• [Source records]
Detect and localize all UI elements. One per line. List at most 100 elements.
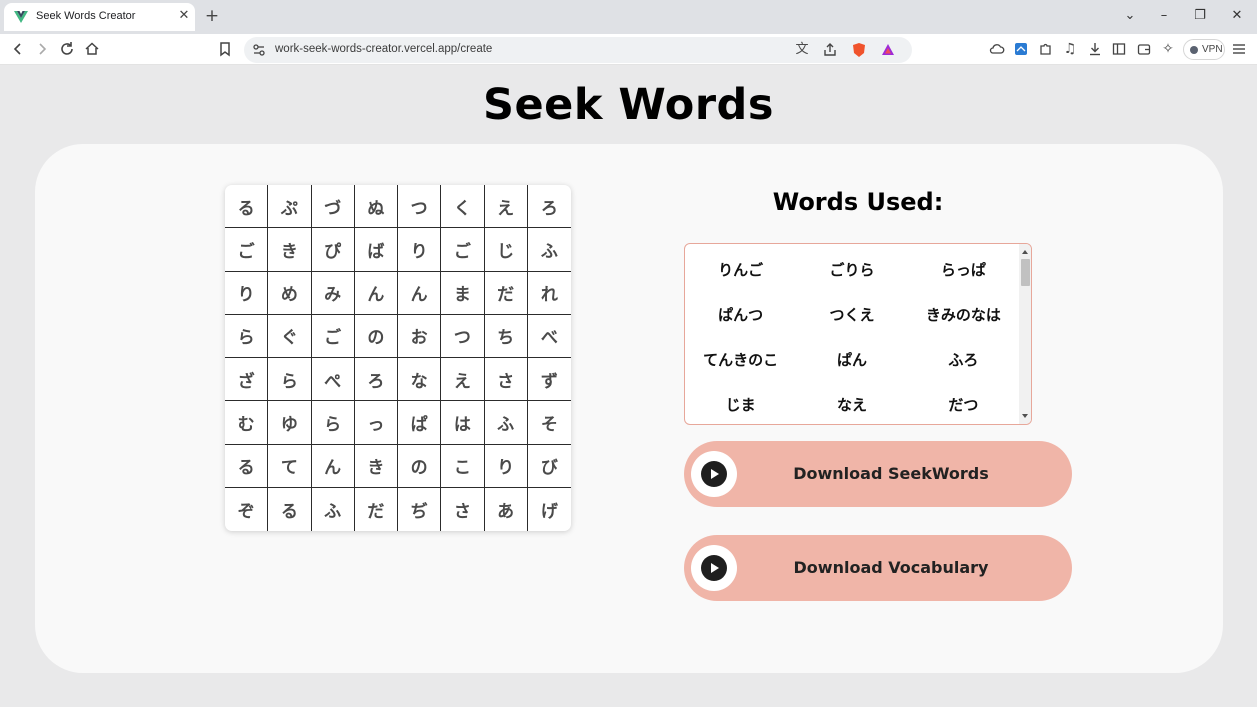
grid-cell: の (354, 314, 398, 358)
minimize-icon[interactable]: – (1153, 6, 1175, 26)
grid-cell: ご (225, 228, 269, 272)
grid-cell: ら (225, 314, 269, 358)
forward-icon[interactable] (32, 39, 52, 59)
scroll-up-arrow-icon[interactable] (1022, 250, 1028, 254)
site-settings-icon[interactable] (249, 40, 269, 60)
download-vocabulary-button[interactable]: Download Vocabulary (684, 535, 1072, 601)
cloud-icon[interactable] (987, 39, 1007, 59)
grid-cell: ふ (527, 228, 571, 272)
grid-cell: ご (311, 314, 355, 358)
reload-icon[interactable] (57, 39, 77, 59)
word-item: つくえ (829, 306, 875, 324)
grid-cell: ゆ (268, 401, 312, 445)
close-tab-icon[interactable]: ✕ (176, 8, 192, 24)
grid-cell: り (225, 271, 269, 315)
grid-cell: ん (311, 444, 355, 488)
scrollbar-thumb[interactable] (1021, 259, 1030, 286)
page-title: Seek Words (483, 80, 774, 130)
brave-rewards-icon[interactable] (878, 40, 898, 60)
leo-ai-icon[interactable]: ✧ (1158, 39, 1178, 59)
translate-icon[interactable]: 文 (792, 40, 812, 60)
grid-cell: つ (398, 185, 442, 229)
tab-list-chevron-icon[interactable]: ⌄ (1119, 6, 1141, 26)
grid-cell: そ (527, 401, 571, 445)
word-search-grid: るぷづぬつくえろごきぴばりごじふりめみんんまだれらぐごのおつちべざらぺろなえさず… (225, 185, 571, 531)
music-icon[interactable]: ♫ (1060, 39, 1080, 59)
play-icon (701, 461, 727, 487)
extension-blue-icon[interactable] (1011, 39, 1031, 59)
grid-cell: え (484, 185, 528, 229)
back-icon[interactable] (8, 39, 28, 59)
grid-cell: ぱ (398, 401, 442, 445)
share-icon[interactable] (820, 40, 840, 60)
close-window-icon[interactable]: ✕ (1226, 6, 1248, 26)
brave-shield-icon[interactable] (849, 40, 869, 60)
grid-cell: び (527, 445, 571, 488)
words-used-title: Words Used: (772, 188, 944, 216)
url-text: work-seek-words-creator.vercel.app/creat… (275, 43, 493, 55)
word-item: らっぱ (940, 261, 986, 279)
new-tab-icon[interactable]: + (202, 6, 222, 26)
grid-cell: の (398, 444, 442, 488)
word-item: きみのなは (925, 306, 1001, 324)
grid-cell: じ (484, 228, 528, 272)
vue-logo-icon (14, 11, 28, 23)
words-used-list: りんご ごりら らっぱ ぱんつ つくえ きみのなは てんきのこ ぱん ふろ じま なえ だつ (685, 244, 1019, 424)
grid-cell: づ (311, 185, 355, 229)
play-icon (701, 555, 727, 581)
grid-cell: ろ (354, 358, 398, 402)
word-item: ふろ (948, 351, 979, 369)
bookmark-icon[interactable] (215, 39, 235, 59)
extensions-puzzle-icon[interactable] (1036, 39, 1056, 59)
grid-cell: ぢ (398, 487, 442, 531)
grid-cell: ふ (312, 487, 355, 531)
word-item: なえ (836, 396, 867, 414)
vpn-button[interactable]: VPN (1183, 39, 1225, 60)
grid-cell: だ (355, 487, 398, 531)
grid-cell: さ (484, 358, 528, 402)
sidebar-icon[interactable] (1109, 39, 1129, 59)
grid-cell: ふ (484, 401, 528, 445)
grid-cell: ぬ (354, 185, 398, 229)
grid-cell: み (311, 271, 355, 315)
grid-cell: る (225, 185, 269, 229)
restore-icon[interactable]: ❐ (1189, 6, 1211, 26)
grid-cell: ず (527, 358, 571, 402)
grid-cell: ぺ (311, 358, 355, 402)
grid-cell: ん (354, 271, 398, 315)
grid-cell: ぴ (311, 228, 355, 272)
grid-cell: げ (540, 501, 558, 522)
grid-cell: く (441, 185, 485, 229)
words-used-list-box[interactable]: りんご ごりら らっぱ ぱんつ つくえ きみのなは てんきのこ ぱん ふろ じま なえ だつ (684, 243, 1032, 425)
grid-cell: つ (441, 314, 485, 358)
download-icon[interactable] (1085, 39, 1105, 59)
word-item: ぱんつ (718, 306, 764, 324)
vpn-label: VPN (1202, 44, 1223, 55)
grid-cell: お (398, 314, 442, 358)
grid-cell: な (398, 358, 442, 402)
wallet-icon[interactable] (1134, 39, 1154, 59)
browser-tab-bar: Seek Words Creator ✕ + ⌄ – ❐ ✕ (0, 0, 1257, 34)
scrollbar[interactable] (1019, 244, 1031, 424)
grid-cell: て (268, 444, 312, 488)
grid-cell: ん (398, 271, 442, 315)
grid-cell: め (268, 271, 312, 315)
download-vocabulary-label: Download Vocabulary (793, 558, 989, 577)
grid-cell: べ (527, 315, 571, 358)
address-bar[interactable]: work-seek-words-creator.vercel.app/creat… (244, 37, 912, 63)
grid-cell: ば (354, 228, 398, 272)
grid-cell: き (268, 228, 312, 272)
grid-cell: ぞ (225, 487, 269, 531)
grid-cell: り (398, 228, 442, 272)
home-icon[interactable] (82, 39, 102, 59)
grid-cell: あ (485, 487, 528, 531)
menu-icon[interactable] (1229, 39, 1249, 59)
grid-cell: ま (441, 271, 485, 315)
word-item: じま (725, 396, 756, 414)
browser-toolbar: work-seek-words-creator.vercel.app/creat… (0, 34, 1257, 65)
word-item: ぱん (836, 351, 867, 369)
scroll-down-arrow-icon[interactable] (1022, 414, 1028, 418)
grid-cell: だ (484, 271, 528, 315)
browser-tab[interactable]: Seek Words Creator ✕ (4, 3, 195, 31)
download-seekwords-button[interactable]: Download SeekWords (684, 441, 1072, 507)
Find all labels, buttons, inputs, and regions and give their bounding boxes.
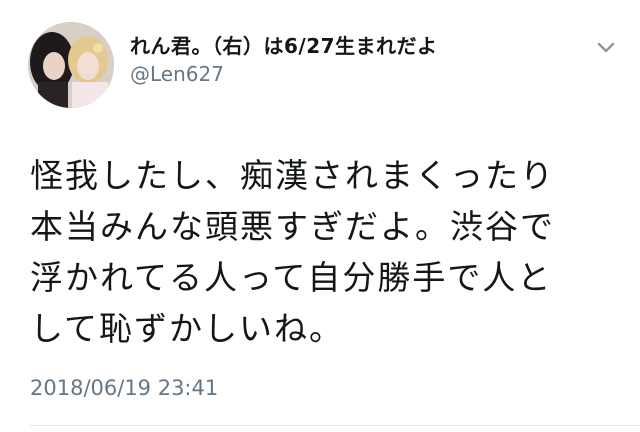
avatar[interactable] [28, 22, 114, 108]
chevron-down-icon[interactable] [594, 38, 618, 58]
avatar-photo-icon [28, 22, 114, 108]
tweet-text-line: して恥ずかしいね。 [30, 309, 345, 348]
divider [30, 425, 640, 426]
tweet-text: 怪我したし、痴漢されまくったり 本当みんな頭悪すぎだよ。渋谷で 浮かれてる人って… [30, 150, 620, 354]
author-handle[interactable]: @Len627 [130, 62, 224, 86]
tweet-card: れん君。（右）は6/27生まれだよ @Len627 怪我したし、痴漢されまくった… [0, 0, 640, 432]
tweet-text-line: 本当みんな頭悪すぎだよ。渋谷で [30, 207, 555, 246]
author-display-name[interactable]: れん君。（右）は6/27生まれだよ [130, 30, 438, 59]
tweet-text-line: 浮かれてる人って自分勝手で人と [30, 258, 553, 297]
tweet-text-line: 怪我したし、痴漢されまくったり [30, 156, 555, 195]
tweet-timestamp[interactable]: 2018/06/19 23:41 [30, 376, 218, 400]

• [Given instruction]
Render every line of the listing above as a JSON list of strings, one string per line, omitting blank lines. Leave the pictures out of the result.

• [Correct response]
[
  "Detect and localize all UI elements. One per line. List at most 100 elements.",
  "grid-cell: の (354, 314, 398, 358)",
  "minimize-icon[interactable]: – (1153, 6, 1175, 26)",
  "grid-cell: ご (225, 228, 269, 272)",
  "grid-cell: ら (225, 314, 269, 358)",
  "forward-icon[interactable] (32, 39, 52, 59)",
  "scroll-up-arrow-icon[interactable] (1022, 250, 1028, 254)",
  "site-settings-icon[interactable] (249, 40, 269, 60)",
  "download-vocabulary-button[interactable]: Download Vocabulary (684, 535, 1072, 601)",
  "cloud-icon[interactable] (987, 39, 1007, 59)",
  "grid-cell: ふ (527, 228, 571, 272)",
  "grid-cell: ご (311, 314, 355, 358)",
  "reload-icon[interactable] (57, 39, 77, 59)",
  "word-item: つくえ (829, 306, 875, 324)",
  "grid-cell: ゆ (268, 401, 312, 445)",
  "close-tab-icon[interactable]: ✕ (176, 8, 192, 24)",
  "grid-cell: り (225, 271, 269, 315)",
  "grid-cell: ん (311, 444, 355, 488)",
  "scrollbar-thumb[interactable] (1021, 259, 1030, 286)",
  "page-title: Seek Words (483, 80, 774, 130)",
  "brave-rewards-icon[interactable] (878, 40, 898, 60)",
  "leo-ai-icon[interactable]: ✧ (1158, 39, 1178, 59)",
  "translate-icon[interactable]: 文 (792, 40, 812, 60)",
  "grid-cell: つ (398, 185, 442, 229)",
  "tab-list-chevron-icon[interactable]: ⌄ (1119, 6, 1141, 26)",
  "grid-cell: そ (527, 401, 571, 445)",
  "word-search-grid: るぷづぬつくえろごきぴばりごじふりめみんんまだれらぐごのおつちべざらぺろなえさず… (225, 185, 571, 531)",
  "music-icon[interactable]: ♫ (1060, 39, 1080, 59)",
  "play-icon (701, 461, 727, 487)",
  "extension-blue-icon[interactable] (1011, 39, 1031, 59)",
  "grid-cell: え (484, 185, 528, 229)",
  "back-icon[interactable] (8, 39, 28, 59)",
  "grid-cell: ぱ (398, 401, 442, 445)",
  "share-icon[interactable] (820, 40, 840, 60)",
  "close-window-icon[interactable]: ✕ (1226, 6, 1248, 26)",
  "brave-shield-icon[interactable] (849, 40, 869, 60)",
  "grid-cell: び (527, 445, 571, 488)",
  "words-used-title: Words Used: (772, 188, 944, 216)",
  "url-text: work-seek-words-creator.vercel.app/creat… (275, 43, 493, 55)",
  "word-item: らっぱ (940, 261, 986, 279)",
  "new-tab-icon[interactable]: + (202, 6, 222, 26)",
  "grid-cell: の (398, 444, 442, 488)",
  "word-item: きみのなは (925, 306, 1001, 324)",
  "grid-cell: じ (484, 228, 528, 272)",
  "vue-logo-icon (14, 11, 28, 23)",
  "words-used-list: りんご ごりら らっぱ ぱんつ つくえ きみのなは てんきのこ ぱん ふろ じま なえ だつ (685, 244, 1019, 424)",
  "grid-cell: づ (311, 185, 355, 229)",
  "play-icon (701, 555, 727, 581)",
  "grid-cell: ろ (354, 358, 398, 402)",
  "word-item: ふろ (948, 351, 979, 369)",
  "bookmark-icon[interactable] (215, 39, 235, 59)",
  "extensions-puzzle-icon[interactable] (1036, 39, 1056, 59)",
  "grid-cell: ぢ (398, 487, 442, 531)",
  "grid-cell: ふ (312, 487, 355, 531)",
  "word-item: なえ (836, 396, 867, 414)",
  "vpn-button[interactable]: VPN (1183, 39, 1225, 60)",
  "grid-cell: だ (355, 487, 398, 531)",
  "grid-cell: さ (484, 358, 528, 402)",
  "sidebar-icon[interactable] (1109, 39, 1129, 59)",
  "grid-cell: ふ (484, 401, 528, 445)",
  "grid-cell: ぬ (354, 185, 398, 229)",
  "grid-cell: み (311, 271, 355, 315)",
  "grid-cell: る (225, 185, 269, 229)",
  "restore-icon[interactable]: ❐ (1189, 6, 1211, 26)",
  "grid-cell: ず (527, 358, 571, 402)",
  "grid-cell: ぺ (311, 358, 355, 402)",
  "grid-cell: ん (354, 271, 398, 315)",
  "grid-cell: ぴ (311, 228, 355, 272)",
  "grid-cell: げ (540, 501, 558, 522)",
  "grid-cell: く (441, 185, 485, 229)",
  "words-used-list-box[interactable]: りんご ごりら らっぱ ぱんつ つくえ きみのなは てんきのこ ぱん ふろ じま なえ だつ (684, 243, 1032, 425)",
  "grid-cell: つ (441, 314, 485, 358)",
  "download-icon[interactable] (1085, 39, 1105, 59)",
  "word-item: ぱんつ (718, 306, 764, 324)",
  "vpn-label: VPN (1202, 44, 1223, 55)",
  "grid-cell: お (398, 314, 442, 358)",
  "grid-cell: な (398, 358, 442, 402)",
  "wallet-icon[interactable] (1134, 39, 1154, 59)",
  "browser-tab-bar: Seek Words Creator ✕ + ⌄ – ❐ ✕ (0, 0, 1257, 34)",
  "scrollbar[interactable] (1019, 244, 1031, 424)",
  "grid-cell: て (268, 444, 312, 488)",
  "grid-cell: ん (398, 271, 442, 315)",
  "grid-cell: め (268, 271, 312, 315)",
  "download-vocabulary-label: Download Vocabulary (793, 558, 989, 577)",
  "grid-cell: べ (527, 315, 571, 358)",
  "address-bar[interactable]: work-seek-words-creator.vercel.app/creat… (244, 37, 912, 63)",
  "grid-cell: ば (354, 228, 398, 272)",
  "grid-cell: き (268, 228, 312, 272)",
  "grid-cell: ぞ (225, 487, 269, 531)",
  "grid-cell: り (398, 228, 442, 272)",
  "home-icon[interactable] (82, 39, 102, 59)",
  "grid-cell: あ (485, 487, 528, 531)",
  "menu-icon[interactable] (1229, 39, 1249, 59)",
  "grid-cell: ま (441, 271, 485, 315)",
  "word-item: じま (725, 396, 756, 414)",
  "browser-toolbar: work-seek-words-creator.vercel.app/creat… (0, 34, 1257, 65)",
  "word-item: ぱん (836, 351, 867, 369)",
  "scroll-down-arrow-icon[interactable] (1022, 414, 1028, 418)",
  "grid-cell: だ (484, 271, 528, 315)",
  "browser-tab[interactable]: Seek Words Creator ✕ (4, 3, 195, 31)",
  "download-seekwords-button[interactable]: Download SeekWords (684, 441, 1072, 507)",
  "Find all labels, buttons, inputs, and regions and give their bounding boxes.",
  "avatar[interactable] [28, 22, 114, 108]",
  "chevron-down-icon[interactable] [594, 38, 618, 58]",
  "avatar-photo-icon [28, 22, 114, 108]",
  "tweet-text-line: して恥ずかしいね。 [30, 309, 345, 348]",
  "divider [30, 425, 640, 426]",
  "tweet-text: 怪我したし、痴漢されまくったり 本当みんな頭悪すぎだよ。渋谷で 浮かれてる人って… [30, 150, 620, 354]",
  "author-handle[interactable]: @Len627 [130, 62, 224, 86]",
  "tweet-card: れん君。（右）は6/27生まれだよ @Len627 怪我したし、痴漢されまくった… [0, 0, 640, 432]",
  "tweet-text-line: 本当みんな頭悪すぎだよ。渋谷で [30, 207, 555, 246]",
  "author-display-name[interactable]: れん君。（右）は6/27生まれだよ [130, 30, 438, 59]",
  "tweet-text-line: 浮かれてる人って自分勝手で人と [30, 258, 553, 297]",
  "tweet-text-line: 怪我したし、痴漢されまくったり [30, 156, 555, 195]",
  "tweet-timestamp[interactable]: 2018/06/19 23:41 [30, 376, 218, 400]"
]